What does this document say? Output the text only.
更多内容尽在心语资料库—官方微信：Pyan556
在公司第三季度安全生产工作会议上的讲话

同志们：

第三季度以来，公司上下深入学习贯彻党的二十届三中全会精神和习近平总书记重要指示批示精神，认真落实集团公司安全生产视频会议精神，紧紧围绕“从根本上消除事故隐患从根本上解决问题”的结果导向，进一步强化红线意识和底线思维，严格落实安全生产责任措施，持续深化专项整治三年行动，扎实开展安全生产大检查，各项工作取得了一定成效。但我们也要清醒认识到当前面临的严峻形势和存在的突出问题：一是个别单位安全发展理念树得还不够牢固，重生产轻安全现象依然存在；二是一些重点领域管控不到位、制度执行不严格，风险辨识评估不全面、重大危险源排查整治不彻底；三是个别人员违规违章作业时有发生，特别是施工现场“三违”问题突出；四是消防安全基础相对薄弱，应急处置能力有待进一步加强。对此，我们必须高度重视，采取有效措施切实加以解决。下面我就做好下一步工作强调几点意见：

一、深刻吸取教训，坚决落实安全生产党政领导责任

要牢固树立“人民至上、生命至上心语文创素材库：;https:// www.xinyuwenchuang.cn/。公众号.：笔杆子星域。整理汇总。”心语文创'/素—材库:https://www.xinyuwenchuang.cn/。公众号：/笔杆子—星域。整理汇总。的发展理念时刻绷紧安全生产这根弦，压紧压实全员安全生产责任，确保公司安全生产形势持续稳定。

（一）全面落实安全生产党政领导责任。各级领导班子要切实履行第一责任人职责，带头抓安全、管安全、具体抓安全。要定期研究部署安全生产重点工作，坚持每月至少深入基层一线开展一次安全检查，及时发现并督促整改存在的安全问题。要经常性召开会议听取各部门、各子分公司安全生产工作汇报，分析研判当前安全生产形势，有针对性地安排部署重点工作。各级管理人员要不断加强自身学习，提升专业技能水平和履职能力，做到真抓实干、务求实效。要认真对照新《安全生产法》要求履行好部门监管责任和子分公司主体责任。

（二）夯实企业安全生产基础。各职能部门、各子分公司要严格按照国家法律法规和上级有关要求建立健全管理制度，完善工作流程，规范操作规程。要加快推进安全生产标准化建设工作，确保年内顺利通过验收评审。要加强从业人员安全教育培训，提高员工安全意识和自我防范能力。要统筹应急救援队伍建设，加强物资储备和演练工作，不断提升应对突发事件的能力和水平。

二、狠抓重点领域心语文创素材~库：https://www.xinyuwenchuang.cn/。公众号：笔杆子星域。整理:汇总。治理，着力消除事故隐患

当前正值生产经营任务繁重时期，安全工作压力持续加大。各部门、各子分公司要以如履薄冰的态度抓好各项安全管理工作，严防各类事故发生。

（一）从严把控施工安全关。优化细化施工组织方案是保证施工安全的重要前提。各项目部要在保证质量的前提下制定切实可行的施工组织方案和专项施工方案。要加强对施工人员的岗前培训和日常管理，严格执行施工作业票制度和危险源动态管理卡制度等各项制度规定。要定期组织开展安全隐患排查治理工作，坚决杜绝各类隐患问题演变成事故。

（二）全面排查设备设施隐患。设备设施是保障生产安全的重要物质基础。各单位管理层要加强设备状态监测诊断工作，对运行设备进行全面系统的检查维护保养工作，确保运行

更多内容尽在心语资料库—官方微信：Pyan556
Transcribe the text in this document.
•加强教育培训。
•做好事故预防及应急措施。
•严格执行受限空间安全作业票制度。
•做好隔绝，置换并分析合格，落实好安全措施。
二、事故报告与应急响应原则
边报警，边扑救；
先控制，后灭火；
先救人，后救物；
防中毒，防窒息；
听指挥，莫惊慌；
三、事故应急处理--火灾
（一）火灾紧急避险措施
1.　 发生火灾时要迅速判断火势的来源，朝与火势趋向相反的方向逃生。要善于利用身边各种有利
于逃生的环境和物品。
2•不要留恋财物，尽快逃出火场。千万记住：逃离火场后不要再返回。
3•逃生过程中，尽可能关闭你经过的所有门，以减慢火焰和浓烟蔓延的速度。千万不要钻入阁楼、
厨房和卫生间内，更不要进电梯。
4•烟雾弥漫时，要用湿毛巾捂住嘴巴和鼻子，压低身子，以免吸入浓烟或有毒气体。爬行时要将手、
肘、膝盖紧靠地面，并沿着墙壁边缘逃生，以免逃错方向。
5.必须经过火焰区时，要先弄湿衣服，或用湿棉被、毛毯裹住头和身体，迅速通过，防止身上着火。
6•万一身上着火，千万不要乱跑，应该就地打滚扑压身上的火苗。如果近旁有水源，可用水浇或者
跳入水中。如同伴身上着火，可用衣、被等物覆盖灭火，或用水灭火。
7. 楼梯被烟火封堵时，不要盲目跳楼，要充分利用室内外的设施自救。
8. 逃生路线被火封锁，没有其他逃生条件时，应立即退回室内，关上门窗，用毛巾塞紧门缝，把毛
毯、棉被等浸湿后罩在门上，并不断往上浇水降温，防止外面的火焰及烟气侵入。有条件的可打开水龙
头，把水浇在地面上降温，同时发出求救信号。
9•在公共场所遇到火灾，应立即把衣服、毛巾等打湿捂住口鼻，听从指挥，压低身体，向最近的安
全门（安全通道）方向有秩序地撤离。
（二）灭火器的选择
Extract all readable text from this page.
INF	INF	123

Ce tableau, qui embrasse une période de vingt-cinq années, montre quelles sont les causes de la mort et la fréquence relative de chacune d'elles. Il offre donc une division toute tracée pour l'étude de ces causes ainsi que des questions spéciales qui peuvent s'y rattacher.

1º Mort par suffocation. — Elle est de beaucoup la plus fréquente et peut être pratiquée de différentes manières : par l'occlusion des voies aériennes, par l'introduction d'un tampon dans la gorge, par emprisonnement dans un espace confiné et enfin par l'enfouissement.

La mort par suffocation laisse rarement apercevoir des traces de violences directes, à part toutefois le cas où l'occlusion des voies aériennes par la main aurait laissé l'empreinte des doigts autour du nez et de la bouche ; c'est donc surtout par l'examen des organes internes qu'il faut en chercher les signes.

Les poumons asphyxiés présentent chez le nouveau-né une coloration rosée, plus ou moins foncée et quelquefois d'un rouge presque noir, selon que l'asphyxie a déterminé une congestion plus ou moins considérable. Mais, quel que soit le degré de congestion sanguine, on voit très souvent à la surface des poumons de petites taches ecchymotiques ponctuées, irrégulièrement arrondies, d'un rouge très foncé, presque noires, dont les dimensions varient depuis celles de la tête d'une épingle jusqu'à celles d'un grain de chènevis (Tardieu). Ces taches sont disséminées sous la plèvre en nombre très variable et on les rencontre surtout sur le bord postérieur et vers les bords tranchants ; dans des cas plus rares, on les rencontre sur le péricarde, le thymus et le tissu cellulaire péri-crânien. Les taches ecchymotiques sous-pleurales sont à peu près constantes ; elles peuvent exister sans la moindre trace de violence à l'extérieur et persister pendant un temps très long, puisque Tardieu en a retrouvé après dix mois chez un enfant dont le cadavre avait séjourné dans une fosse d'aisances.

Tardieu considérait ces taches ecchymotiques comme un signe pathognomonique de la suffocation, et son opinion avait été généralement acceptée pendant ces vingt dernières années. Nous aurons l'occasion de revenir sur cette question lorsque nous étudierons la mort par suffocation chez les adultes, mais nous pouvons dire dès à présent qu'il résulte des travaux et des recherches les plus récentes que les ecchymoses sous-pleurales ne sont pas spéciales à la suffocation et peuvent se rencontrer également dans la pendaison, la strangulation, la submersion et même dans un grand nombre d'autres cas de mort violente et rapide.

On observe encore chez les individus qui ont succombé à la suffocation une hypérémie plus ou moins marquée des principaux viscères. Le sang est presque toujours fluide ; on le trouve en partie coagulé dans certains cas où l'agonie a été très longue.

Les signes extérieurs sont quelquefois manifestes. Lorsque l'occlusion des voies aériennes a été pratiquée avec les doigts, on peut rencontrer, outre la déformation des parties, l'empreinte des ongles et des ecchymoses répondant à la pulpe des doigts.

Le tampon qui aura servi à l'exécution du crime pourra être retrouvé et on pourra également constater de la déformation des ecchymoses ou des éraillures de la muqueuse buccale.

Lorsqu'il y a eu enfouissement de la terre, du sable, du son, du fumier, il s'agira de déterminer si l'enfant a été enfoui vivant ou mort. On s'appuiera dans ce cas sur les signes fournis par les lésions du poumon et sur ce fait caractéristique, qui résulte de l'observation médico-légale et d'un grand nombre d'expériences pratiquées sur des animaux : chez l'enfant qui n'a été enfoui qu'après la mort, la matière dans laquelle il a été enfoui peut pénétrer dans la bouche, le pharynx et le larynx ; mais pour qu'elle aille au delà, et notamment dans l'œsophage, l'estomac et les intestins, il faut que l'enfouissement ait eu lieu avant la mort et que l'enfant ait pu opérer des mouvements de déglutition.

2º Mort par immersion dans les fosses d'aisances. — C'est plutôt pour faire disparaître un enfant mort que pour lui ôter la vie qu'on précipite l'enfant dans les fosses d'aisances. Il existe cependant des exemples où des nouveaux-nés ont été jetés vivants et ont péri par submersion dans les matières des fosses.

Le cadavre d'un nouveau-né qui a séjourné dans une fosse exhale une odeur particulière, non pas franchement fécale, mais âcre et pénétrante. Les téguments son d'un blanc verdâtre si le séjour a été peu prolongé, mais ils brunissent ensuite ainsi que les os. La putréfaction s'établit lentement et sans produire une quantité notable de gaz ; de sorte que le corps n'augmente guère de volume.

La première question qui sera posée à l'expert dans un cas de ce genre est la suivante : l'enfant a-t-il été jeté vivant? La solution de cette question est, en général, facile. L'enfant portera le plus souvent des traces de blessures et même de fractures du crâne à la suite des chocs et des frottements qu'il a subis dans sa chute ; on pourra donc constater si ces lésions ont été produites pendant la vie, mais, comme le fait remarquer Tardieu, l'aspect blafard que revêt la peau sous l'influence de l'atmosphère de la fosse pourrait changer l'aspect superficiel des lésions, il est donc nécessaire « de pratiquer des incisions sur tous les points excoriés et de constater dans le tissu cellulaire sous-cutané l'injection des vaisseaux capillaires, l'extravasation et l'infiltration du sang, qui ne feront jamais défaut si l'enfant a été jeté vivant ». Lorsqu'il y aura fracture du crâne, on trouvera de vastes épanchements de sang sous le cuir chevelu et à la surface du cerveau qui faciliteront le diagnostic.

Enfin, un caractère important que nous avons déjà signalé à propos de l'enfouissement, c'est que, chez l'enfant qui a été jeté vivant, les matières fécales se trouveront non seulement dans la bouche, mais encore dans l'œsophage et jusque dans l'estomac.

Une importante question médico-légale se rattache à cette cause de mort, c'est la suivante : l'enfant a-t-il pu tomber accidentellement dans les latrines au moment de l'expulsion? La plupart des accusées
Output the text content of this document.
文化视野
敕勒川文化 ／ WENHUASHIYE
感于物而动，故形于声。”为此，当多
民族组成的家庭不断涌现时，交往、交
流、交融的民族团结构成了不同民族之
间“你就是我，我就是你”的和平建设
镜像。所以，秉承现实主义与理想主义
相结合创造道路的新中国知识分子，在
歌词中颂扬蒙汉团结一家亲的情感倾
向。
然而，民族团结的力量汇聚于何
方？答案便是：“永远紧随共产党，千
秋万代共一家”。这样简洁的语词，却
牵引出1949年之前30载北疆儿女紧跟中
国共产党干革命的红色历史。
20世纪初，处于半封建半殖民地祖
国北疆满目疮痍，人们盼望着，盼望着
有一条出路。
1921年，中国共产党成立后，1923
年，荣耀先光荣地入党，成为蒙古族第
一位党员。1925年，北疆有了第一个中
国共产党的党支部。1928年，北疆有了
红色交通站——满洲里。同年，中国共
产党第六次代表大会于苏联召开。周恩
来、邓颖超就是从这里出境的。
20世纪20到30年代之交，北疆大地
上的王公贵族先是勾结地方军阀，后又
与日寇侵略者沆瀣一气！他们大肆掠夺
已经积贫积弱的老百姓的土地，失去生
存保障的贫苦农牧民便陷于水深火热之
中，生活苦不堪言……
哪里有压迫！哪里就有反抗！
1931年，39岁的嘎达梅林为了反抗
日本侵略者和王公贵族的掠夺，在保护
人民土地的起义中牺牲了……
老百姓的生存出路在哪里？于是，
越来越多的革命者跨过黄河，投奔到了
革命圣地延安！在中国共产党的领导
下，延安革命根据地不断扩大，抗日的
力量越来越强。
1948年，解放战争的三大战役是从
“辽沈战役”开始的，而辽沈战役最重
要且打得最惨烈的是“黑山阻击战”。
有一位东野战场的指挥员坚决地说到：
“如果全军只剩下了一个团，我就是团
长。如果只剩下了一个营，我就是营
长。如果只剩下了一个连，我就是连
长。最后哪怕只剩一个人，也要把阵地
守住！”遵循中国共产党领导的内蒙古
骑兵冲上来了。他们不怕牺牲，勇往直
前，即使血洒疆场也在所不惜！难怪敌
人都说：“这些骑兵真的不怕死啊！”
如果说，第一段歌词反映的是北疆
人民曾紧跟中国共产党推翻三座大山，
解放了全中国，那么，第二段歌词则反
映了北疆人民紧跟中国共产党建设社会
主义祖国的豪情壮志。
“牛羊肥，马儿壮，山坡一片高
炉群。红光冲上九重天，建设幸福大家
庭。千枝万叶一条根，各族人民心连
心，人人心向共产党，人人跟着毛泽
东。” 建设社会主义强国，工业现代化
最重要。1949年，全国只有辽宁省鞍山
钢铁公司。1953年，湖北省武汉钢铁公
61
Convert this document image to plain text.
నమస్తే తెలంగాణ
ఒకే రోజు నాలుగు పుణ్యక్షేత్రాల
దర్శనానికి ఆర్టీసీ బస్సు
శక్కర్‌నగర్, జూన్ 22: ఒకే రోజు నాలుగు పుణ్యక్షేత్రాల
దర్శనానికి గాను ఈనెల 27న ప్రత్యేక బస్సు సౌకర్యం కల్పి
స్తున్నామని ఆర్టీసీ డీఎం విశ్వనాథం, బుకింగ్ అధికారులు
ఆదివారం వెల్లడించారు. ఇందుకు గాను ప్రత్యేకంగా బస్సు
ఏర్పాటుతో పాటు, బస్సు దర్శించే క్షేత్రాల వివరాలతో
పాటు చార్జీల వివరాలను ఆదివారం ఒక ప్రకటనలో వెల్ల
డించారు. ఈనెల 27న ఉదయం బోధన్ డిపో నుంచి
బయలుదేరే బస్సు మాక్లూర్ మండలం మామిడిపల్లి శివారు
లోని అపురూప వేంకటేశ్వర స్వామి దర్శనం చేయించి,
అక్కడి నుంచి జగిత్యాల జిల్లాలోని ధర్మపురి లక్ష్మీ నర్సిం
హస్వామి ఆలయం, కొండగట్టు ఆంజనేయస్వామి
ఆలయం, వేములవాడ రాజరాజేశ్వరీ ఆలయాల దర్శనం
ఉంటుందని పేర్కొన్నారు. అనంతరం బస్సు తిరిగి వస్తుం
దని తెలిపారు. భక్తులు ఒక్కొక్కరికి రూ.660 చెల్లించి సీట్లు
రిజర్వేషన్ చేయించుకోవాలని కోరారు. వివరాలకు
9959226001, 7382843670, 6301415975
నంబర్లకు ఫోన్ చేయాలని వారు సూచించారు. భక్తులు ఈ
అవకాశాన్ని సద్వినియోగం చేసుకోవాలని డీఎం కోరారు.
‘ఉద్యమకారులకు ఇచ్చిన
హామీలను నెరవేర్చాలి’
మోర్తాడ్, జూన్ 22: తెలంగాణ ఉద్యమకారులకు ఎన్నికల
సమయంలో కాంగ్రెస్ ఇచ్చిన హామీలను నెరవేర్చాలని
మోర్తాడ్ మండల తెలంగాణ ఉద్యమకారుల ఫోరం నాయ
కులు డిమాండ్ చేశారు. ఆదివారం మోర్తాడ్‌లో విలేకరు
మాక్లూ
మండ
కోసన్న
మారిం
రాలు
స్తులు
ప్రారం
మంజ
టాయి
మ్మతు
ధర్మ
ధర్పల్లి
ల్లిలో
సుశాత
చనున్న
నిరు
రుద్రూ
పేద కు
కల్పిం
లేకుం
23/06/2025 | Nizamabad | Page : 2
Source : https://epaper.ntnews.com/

= = = = = = =

● Work to complete: Of the lines in the records, determine how many contain the word "occlusion", and report that number alone.

● Reply to the task: 3